Aim: The data below is to be returned in full and exactly.

Exercise input:
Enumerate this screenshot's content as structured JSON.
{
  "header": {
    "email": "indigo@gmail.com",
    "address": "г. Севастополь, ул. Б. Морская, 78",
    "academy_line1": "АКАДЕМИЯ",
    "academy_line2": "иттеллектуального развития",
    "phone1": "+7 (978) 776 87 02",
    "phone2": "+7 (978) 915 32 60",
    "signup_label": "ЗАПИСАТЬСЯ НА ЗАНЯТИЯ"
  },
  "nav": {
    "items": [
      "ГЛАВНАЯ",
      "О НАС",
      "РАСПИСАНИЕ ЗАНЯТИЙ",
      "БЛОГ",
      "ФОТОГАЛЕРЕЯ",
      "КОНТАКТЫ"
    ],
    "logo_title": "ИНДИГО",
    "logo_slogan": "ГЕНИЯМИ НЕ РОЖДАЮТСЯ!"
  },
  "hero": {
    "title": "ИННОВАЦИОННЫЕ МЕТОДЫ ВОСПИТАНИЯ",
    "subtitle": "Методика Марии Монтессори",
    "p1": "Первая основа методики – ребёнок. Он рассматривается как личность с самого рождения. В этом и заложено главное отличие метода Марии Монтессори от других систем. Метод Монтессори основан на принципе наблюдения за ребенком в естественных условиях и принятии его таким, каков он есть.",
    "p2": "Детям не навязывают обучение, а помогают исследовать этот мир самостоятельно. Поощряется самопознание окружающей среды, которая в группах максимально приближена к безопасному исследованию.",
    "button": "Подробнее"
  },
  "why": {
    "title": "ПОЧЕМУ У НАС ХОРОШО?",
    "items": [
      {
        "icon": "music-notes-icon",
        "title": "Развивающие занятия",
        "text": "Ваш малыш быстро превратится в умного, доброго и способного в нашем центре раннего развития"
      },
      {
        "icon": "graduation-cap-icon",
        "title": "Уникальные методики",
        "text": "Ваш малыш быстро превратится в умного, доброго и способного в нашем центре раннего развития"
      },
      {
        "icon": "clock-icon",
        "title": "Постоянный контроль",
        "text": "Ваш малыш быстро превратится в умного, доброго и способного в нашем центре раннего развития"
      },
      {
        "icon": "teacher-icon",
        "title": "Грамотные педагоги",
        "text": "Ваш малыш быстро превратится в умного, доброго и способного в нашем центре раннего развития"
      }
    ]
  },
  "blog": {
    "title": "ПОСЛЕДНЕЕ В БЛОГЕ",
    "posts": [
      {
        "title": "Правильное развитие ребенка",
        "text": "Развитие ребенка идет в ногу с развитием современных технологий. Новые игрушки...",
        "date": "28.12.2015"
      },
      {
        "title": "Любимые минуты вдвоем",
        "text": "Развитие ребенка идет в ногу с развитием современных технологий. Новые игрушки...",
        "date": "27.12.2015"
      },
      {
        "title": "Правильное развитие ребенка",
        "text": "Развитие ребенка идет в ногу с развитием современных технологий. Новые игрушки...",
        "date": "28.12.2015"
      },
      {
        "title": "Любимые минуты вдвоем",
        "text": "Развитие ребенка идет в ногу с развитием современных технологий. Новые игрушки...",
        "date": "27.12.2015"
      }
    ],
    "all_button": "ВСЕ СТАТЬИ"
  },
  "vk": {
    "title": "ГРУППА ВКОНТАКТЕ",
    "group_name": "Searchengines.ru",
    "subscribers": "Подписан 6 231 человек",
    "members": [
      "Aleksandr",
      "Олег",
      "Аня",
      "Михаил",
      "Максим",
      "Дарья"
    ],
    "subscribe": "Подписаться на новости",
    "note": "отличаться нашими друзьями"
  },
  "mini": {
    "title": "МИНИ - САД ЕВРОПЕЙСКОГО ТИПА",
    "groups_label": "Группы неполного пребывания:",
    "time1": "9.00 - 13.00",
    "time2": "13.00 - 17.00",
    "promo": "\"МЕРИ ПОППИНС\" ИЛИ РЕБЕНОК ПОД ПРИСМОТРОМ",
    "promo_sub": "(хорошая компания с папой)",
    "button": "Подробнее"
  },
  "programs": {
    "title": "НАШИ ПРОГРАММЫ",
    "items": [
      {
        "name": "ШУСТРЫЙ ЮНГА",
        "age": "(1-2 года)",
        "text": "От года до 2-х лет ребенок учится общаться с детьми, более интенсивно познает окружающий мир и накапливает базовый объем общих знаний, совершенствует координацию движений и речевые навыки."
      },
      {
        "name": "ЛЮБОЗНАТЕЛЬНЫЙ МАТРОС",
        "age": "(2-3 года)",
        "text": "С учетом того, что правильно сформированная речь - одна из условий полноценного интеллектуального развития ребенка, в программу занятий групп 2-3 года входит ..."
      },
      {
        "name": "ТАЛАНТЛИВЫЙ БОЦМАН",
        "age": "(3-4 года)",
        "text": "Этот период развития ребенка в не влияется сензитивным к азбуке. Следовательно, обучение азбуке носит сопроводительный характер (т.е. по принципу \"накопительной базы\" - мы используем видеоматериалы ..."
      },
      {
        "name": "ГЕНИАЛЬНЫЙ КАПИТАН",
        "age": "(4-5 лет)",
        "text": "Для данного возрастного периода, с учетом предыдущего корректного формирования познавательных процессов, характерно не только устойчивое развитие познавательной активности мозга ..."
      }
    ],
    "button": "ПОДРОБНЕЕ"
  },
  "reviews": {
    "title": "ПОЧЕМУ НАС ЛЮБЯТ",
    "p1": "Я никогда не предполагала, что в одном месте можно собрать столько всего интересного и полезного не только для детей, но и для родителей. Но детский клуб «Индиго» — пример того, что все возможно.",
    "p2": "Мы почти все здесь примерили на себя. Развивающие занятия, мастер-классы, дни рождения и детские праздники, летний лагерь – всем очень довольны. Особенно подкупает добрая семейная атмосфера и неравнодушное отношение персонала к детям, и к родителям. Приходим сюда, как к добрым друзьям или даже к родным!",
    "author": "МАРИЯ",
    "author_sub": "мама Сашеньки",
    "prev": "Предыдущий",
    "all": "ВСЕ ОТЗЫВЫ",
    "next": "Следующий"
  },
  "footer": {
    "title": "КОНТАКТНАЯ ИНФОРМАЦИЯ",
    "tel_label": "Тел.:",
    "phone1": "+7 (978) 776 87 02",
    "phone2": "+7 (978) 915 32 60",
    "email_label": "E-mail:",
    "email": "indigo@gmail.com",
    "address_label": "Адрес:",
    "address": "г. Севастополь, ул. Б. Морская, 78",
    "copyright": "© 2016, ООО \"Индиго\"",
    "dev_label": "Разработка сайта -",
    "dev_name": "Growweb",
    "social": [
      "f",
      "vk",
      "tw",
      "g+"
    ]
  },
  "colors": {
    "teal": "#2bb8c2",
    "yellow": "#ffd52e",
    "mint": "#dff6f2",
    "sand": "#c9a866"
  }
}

Solution to this exercise:
Enumerate this screenshot's content as structured JSON.
{
  "header": {
    "email": "indigo@gmail.com",
    "address": "г. Севастополь, ул. Б. Морская, 78",
    "academy_line1": "АКАДЕМИЯ",
    "academy_line2": "иттеллектуального развития",
    "phone1": "+7 (978) 776 87 02",
    "phone2": "+7 (978) 915 32 60",
    "signup_label": "ЗАПИСАТЬСЯ НА ЗАНЯТИЯ"
  },
  "nav": {
    "items": [
      "ГЛАВНАЯ",
      "О НАС",
      "РАСПИСАНИЕ ЗАНЯТИЙ",
      "БЛОГ",
      "ФОТОГАЛЕРЕЯ",
      "КОНТАКТЫ"
    ],
    "logo_title": "ИНДИГО",
    "logo_slogan": "ГЕНИЯМИ НЕ РОЖДАЮТСЯ!"
  },
  "hero": {
    "title": "ИННОВАЦИОННЫЕ МЕТОДЫ ВОСПИТАНИЯ",
    "subtitle": "Методика Марии Монтессори",
    "p1": "Первая основа методики – ребёнок. Он рассматривается как личность с самого рождения. В этом и заложено главное отличие метода Марии Монтессори от других систем. Метод Монтессори основан на принципе наблюдения за ребенком в естественных условиях и принятии его таким, каков он есть.",
    "p2": "Детям не навязывают обучение, а помогают исследовать этот мир самостоятельно. Поощряется самопознание окружающей среды, которая в группах максимально приближена к безопасному исследованию.",
    "button": "Подробнее"
  },
  "why": {
    "title": "ПОЧЕМУ У НАС ХОРОШО?",
    "items": [
      {
        "icon": "music-notes-icon",
        "title": "Развивающие занятия",
        "text": "Ваш малыш быстро превратится в умного, доброго и способного в нашем центре раннего развития"
      },
      {
        "icon": "graduation-cap-icon",
        "title": "Уникальные методики",
        "text": "Ваш малыш быстро превратится в умного, доброго и способного в нашем центре раннего развития"
      },
      {
        "icon": "clock-icon",
        "title": "Постоянный контроль",
        "text": "Ваш малыш быстро превратится в умного, доброго и способного в нашем центре раннего развития"
      },
      {
        "icon": "teacher-icon",
        "title": "Грамотные педагоги",
        "text": "Ваш малыш быстро превратится в умного, доброго и способного в нашем центре раннего развития"
      }
    ]
  },
  "blog": {
    "title": "ПОСЛЕДНЕЕ В БЛОГЕ",
    "posts": [
      {
        "title": "Правильное развитие ребенка",
        "text": "Развитие ребенка идет в ногу с развитием современных технологий. Новые игрушки...",
        "date": "28.12.2015"
      },
      {
        "title": "Любимые минуты вдвоем",
        "text": "Развитие ребенка идет в ногу с развитием современных технологий. Новые игрушки...",
        "date": "27.12.2015"
      },
      {
        "title": "Правильное развитие ребенка",
        "text": "Развитие ребенка идет в ногу с развитием современных технологий. Новые игрушки...",
        "date": "28.12.2015"
      },
      {
        "title": "Любимые минуты вдвоем",
        "text": "Развитие ребенка идет в ногу с развитием современных технологий. Новые игрушки...",
        "date": "27.12.2015"
      }
    ],
    "all_button": "ВСЕ СТАТЬИ"
  },
  "vk": {
    "title": "ГРУППА ВКОНТАКТЕ",
    "group_name": "Searchengines.ru",
    "subscribers": "Подписан 6 231 человек",
    "members": [
      "Aleksandr",
      "Олег",
      "Аня",
      "Михаил",
      "Максим",
      "Дарья"
    ],
    "subscribe": "Подписаться на новости",
    "note": "отличаться нашими друзьями"
  },
  "mini": {
    "title": "МИНИ - САД ЕВРОПЕЙСКОГО ТИПА",
    "groups_label": "Группы неполного пребывания:",
    "time1": "9.00 - 13.00",
    "time2": "13.00 - 17.00",
    "promo": "\"МЕРИ ПОППИНС\" ИЛИ РЕБЕНОК ПОД ПРИСМОТРОМ",
    "promo_sub": "(хорошая компания с папой)",
    "button": "Подробнее"
  },
  "programs": {
    "title": "НАШИ ПРОГРАММЫ",
    "items": [
      {
        "name": "ШУСТРЫЙ ЮНГА",
        "age": "(1-2 года)",
        "text": "От года до 2-х лет ребенок учится общаться с детьми, более интенсивно познает окружающий мир и накапливает базовый объем общих знаний, совершенствует координацию движений и речевые навыки."
      },
      {
        "name": "ЛЮБОЗНАТЕЛЬНЫЙ МАТРОС",
        "age": "(2-3 года)",
        "text": "С учетом того, что правильно сформированная речь - одна из условий полноценного интеллектуального развития ребенка, в программу занятий групп 2-3 года входит ..."
      },
      {
        "name": "ТАЛАНТЛИВЫЙ БОЦМАН",
        "age": "(3-4 года)",
        "text": "Этот период развития ребенка в не влияется сензитивным к азбуке. Следовательно, обучение азбуке носит сопроводительный характер (т.е. по принципу \"накопительной базы\" - мы используем видеоматериалы ..."
      },
      {
        "name": "ГЕНИАЛЬНЫЙ КАПИТАН",
        "age": "(4-5 лет)",
        "text": "Для данного возрастного периода, с учетом предыдущего корректного формирования познавательных процессов, характерно не только устойчивое развитие познавательной активности мозга ..."
      }
    ],
    "button": "ПОДРОБНЕЕ"
  },
  "reviews": {
    "title": "ПОЧЕМУ НАС ЛЮБЯТ",
    "p1": "Я никогда не предполагала, что в одном месте можно собрать столько всего интересного и полезного не только для детей, но и для родителей. Но детский клуб «Индиго» — пример того, что все возможно.",
    "p2": "Мы почти все здесь примерили на себя. Развивающие занятия, мастер-классы, дни рождения и детские праздники, летний лагерь – всем очень довольны. Особенно подкупает добрая семейная атмосфера и неравнодушное отношение персонала к детям, и к родителям. Приходим сюда, как к добрым друзьям или даже к родным!",
    "author": "МАРИЯ",
    "author_sub": "мама Сашеньки",
    "prev": "Предыдущий",
    "all": "ВСЕ ОТЗЫВЫ",
    "next": "Следующий"
  },
  "footer": {
    "title": "КОНТАКТНАЯ ИНФОРМАЦИЯ",
    "tel_label": "Тел.:",
    "phone1": "+7 (978) 776 87 02",
    "phone2": "+7 (978) 915 32 60",
    "email_label": "E-mail:",
    "email": "indigo@gmail.com",
    "address_label": "Адрес:",
    "address": "г. Севастополь, ул. Б. Морская, 78",
    "copyright": "© 2016, ООО \"Индиго\"",
    "dev_label": "Разработка сайта -",
    "dev_name": "Growweb",
    "social": [
      "f",
      "vk",
      "tw",
      "g+"
    ]
  },
  "colors": {
    "teal": "#2bb8c2",
    "yellow": "#ffd52e",
    "mint": "#dff6f2",
    "sand": "#c9a866"
  }
}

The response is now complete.